Task requirements. Continue the blog post on the dark side of trader personality from where it stops, in the same voice.

Monday, December 26, 2016

Embracing the Dark Side of Personality to Discover Our Best Trading

Each of us has a dark side to our personality that has the potential to undercut our trading.  Much of trading psychology is devoted to minimizing our vulnerabilities--steering clear of that dark side--and pushing ourselves to do the right things.

But what if our dark sides contain energy and passion?  What if our greatest vulnerabilities in trading come, not from weaknesses, but from strengths that we fail to channel properly?  The disciplined trader becomes rigid and unable to adapt to shifting markets.  The aggressive trader easily crosses the line from confidence to overconfidence.  The risk-aware trader finds it difficult to pounce on great trades with size and settles for returns that fall short of their potential.  In each case, a strength--taken to an extreme--becomes a weakness.

Data shown.
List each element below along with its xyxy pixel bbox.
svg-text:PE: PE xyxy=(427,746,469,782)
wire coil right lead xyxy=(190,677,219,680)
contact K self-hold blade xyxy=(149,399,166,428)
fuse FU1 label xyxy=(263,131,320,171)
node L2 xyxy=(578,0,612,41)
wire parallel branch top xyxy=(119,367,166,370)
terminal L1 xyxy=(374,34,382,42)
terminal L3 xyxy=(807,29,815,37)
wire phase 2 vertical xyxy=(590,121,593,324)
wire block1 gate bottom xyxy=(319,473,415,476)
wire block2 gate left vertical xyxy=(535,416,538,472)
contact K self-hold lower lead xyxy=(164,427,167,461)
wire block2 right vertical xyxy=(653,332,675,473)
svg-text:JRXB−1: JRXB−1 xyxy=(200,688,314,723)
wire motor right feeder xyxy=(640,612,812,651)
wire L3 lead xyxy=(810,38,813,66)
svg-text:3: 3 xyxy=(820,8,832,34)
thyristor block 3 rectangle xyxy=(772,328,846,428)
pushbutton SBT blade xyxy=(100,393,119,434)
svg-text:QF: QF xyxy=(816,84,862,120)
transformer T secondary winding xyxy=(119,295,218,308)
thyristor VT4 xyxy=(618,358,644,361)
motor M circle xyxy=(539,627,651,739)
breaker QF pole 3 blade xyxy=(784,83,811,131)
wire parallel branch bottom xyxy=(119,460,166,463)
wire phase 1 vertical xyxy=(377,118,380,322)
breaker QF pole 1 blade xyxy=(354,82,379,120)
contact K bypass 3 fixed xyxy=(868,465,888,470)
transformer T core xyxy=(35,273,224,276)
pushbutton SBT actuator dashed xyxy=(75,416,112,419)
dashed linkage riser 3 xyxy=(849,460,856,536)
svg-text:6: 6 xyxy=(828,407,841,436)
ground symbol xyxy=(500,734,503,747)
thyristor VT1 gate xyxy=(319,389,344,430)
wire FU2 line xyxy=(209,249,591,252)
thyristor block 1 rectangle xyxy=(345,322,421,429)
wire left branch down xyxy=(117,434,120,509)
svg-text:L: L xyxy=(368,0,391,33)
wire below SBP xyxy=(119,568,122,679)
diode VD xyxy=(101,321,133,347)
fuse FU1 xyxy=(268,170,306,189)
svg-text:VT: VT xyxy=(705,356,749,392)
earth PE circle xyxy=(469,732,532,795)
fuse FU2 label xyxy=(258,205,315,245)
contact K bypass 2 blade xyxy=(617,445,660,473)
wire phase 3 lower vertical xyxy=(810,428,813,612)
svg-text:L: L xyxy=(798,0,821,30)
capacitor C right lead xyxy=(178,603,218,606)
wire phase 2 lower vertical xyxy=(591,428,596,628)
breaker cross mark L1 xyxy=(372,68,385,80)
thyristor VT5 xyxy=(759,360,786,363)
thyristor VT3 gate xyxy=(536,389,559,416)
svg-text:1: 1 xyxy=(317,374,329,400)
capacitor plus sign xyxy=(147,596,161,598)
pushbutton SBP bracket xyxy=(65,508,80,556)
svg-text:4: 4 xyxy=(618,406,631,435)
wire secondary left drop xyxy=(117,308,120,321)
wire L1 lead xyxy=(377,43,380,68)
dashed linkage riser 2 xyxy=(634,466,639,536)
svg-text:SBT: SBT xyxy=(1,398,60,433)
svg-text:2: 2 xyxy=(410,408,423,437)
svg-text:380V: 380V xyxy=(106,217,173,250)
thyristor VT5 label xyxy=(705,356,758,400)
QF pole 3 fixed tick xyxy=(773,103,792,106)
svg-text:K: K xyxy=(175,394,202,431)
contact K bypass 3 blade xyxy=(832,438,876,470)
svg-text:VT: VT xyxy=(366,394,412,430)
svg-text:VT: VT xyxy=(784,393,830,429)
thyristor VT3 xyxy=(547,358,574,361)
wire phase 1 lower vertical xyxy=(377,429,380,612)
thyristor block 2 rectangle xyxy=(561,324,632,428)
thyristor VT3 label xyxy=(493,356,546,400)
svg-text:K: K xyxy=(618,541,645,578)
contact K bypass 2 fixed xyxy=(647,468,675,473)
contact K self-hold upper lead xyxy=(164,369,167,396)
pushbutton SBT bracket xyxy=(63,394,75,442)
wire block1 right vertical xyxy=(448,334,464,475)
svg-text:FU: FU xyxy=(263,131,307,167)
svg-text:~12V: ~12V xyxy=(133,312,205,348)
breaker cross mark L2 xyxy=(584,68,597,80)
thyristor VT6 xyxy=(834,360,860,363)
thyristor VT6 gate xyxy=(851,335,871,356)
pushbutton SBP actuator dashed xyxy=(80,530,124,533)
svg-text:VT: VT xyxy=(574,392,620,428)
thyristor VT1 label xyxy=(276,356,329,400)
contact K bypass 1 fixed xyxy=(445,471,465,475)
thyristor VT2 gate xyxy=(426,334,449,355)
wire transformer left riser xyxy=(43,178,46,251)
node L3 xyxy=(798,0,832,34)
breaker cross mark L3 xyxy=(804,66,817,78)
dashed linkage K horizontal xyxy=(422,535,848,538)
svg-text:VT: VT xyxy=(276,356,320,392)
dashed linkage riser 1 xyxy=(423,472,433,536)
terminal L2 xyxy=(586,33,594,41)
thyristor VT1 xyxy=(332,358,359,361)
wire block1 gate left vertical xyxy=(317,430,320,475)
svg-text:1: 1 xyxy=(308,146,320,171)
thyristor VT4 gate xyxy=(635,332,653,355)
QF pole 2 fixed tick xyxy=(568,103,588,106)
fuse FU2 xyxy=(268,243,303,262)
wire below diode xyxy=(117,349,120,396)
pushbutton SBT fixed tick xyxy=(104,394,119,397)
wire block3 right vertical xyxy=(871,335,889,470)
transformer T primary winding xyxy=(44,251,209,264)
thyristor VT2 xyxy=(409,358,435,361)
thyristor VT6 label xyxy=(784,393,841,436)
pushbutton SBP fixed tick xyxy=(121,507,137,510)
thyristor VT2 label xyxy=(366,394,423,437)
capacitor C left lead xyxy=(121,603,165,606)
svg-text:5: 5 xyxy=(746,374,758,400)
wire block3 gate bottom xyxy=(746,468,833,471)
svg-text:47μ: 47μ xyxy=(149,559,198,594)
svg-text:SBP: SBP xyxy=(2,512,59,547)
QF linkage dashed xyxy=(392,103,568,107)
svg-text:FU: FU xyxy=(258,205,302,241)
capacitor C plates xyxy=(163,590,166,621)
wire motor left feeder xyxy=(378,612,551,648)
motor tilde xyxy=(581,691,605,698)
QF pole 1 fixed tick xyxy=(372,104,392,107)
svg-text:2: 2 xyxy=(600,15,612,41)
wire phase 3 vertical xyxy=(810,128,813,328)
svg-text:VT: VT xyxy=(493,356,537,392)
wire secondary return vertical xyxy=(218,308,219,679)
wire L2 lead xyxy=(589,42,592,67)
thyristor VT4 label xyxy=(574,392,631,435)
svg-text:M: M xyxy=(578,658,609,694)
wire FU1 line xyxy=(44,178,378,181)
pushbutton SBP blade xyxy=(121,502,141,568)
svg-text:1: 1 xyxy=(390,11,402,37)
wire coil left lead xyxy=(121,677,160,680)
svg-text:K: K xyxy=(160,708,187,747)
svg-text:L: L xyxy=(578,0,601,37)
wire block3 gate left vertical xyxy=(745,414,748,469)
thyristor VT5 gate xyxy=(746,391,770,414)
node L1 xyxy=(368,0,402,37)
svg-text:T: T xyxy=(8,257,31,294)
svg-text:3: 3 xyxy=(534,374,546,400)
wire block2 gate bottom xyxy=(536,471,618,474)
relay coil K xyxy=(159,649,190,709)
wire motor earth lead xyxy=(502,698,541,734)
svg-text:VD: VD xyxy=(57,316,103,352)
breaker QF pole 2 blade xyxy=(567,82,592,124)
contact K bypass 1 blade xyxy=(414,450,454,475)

Solved exercise.
If that is the case, much of trading psychology is misguided.  The idea is not to push ourselves to stay in the light and steer clear of our dark sides, but to recognize that our worst trading comes from the misuse of our strengths.  When we try to steer clear of our vulnerabilities we cannot maximize the best of who we are: the vulnerabilities and strengths spring from the same source.

My current article in Forbes lays out an end-of-year exercise that can keep us strengths-focused in a constructive manner.  Our worst trading comes from our greatest talents.  Once we can identify and embrace the strengths that underlie our performance shortcomings, we place ourselves in a situation in which we can become more flexible in the expression of our greatest qualities.

There are few ideas in trading psychology that I view as potential game changers.  This is one of them.

Happy holidays!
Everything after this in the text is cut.